▶ Written exercise:
Can you transcribe every line exactly and leave the pictures behind?

▶ Exercise inputs:
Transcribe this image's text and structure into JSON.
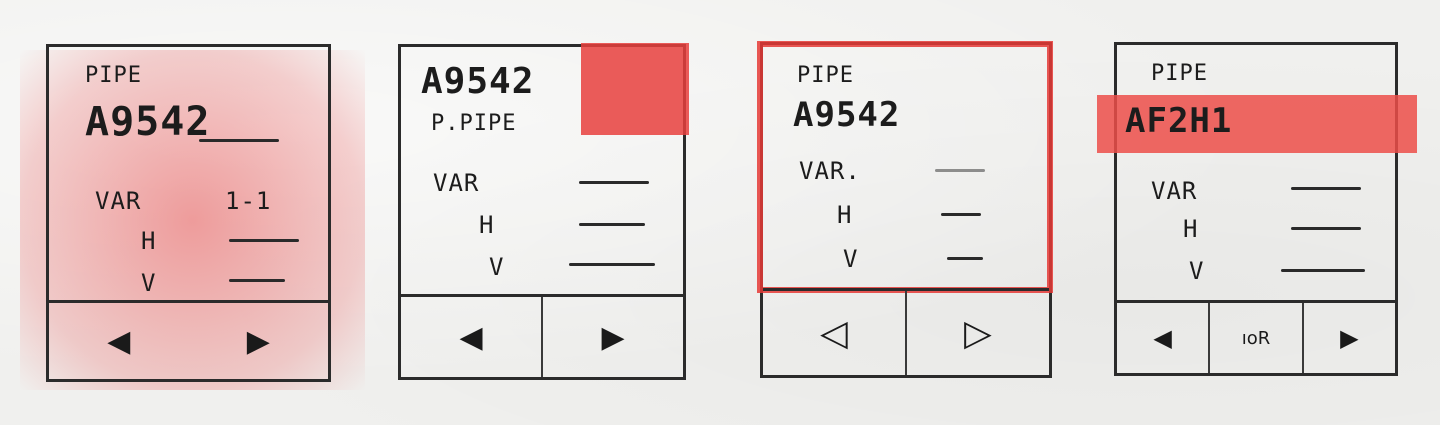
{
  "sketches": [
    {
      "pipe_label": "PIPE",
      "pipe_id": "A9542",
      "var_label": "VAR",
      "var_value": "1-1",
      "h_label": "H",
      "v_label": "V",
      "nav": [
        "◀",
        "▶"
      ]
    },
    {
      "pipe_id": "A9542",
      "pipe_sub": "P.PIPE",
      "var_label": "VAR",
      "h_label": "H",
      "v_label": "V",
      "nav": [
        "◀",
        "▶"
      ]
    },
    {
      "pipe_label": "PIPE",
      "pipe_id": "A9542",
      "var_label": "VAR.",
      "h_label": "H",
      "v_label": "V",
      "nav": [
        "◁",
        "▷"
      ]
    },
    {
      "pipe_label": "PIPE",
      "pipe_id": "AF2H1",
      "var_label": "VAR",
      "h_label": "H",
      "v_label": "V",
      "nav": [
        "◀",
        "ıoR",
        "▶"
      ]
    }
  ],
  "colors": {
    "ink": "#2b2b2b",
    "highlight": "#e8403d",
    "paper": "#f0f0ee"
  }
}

▶ Full solution:
Transcribe this image's text and structure into JSON.
{
  "sketches": [
    {
      "pipe_label": "PIPE",
      "pipe_id": "A9542",
      "var_label": "VAR",
      "var_value": "1-1",
      "h_label": "H",
      "v_label": "V",
      "nav": [
        "◀",
        "▶"
      ]
    },
    {
      "pipe_id": "A9542",
      "pipe_sub": "P.PIPE",
      "var_label": "VAR",
      "h_label": "H",
      "v_label": "V",
      "nav": [
        "◀",
        "▶"
      ]
    },
    {
      "pipe_label": "PIPE",
      "pipe_id": "A9542",
      "var_label": "VAR.",
      "h_label": "H",
      "v_label": "V",
      "nav": [
        "◁",
        "▷"
      ]
    },
    {
      "pipe_label": "PIPE",
      "pipe_id": "AF2H1",
      "var_label": "VAR",
      "h_label": "H",
      "v_label": "V",
      "nav": [
        "◀",
        "ıoR",
        "▶"
      ]
    }
  ],
  "colors": {
    "ink": "#2b2b2b",
    "highlight": "#e8403d",
    "paper": "#f0f0ee"
  }
}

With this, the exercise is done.